## WHAT TO WORK ON
Rewrite the listing below, replacing every "console-icon" with "terminal-icon" and leaving all other text unchanged. Omit the pictures from your version.

## A run of records
————
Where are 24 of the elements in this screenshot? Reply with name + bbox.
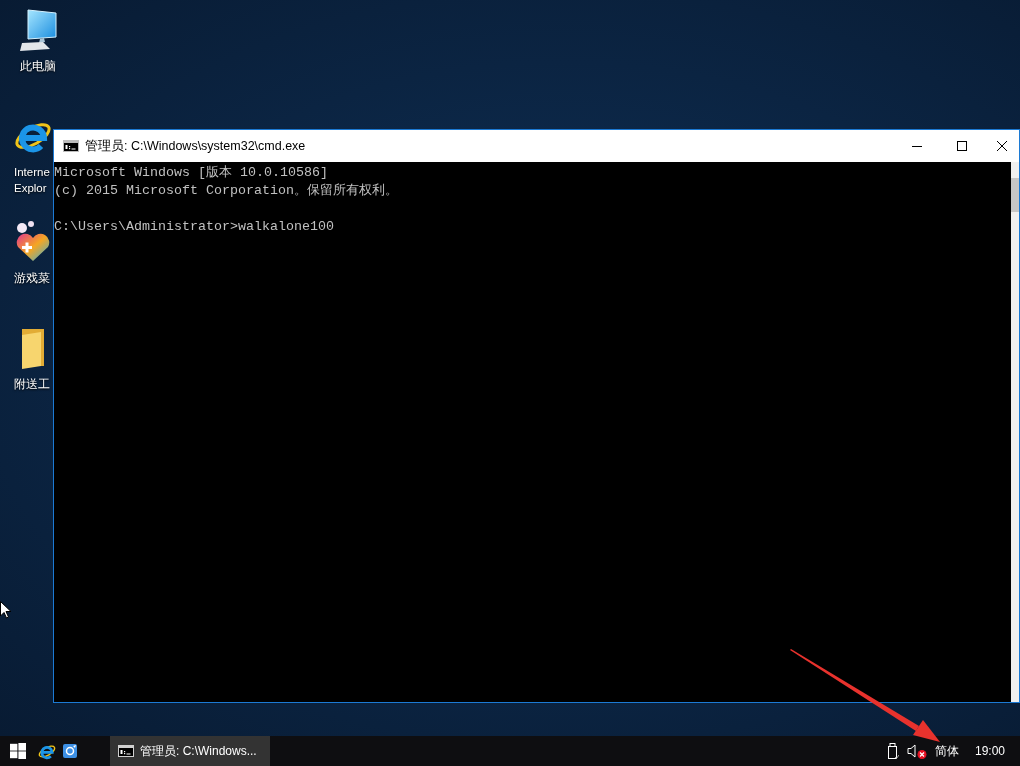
usb-drive-icon [887, 742, 899, 760]
input-language-indicator[interactable]: 简体 [930, 736, 964, 766]
computer-icon[interactable] [19, 8, 57, 52]
desktop-icon-label[interactable]: 游戏菜 [14, 270, 50, 286]
mouse-pointer-icon [0, 601, 12, 619]
scrollbar-thumb[interactable] [1011, 178, 1019, 212]
minimize-icon [911, 145, 922, 147]
command-prompt-line: C:\Users\Administrator>walkalone100 [54, 218, 334, 236]
desktop-icon-label[interactable]: 此电脑 [20, 58, 56, 74]
app-icon [62, 743, 78, 759]
scrollbar[interactable] [1011, 162, 1019, 702]
console-icon [63, 140, 79, 152]
desktop-icon-label[interactable]: 附送工 [14, 376, 50, 392]
taskbar-window-button[interactable]: 管理员: C:\Windows... [110, 736, 270, 766]
start-icon [9, 743, 26, 759]
clock[interactable]: 19:00 [968, 736, 1012, 766]
console-icon [118, 745, 134, 757]
console-line: (c) 2015 Microsoft Corporation。保留所有权利。 [54, 182, 398, 200]
heart-plus-icon[interactable] [14, 220, 52, 264]
maximize-icon [956, 141, 967, 151]
console-line: Microsoft Windows [版本 10.0.10586] [54, 164, 328, 182]
close-icon [996, 141, 1007, 151]
desktop-icon-label[interactable]: Interne Explor [14, 164, 50, 196]
window-title: 管理员: C:\Windows\system32\cmd.exe [85, 137, 306, 155]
————
## WORKED ANSWER
Where are 24 of the elements in this screenshot? Reply with name + bbox.
usb-drive-icon [887, 742, 899, 760]
input-language-indicator[interactable]: 简体 [930, 736, 964, 766]
computer-icon[interactable] [19, 8, 57, 52]
desktop-icon-label[interactable]: 游戏菜 [14, 270, 50, 286]
mouse-pointer-icon [0, 601, 12, 619]
scrollbar-thumb[interactable] [1011, 178, 1019, 212]
minimize-icon [911, 145, 922, 147]
command-prompt-line: C:\Users\Administrator>walkalone100 [54, 218, 334, 236]
desktop-icon-label[interactable]: 此电脑 [20, 58, 56, 74]
app-icon [62, 743, 78, 759]
scrollbar[interactable] [1011, 162, 1019, 702]
terminal-icon [63, 140, 79, 152]
desktop-icon-label[interactable]: 附送工 [14, 376, 50, 392]
taskbar-window-button[interactable]: 管理员: C:\Windows... [110, 736, 270, 766]
start-icon [9, 743, 26, 759]
clock[interactable]: 19:00 [968, 736, 1012, 766]
terminal-icon [118, 745, 134, 757]
console-line: (c) 2015 Microsoft Corporation。保留所有权利。 [54, 182, 398, 200]
heart-plus-icon[interactable] [14, 220, 52, 264]
maximize-icon [956, 141, 967, 151]
console-line: Microsoft Windows [版本 10.0.10586] [54, 164, 328, 182]
close-icon [996, 141, 1007, 151]
desktop-icon-label[interactable]: Interne Explor [14, 164, 50, 196]
window-title: 管理员: C:\Windows\system32\cmd.exe [85, 137, 306, 155]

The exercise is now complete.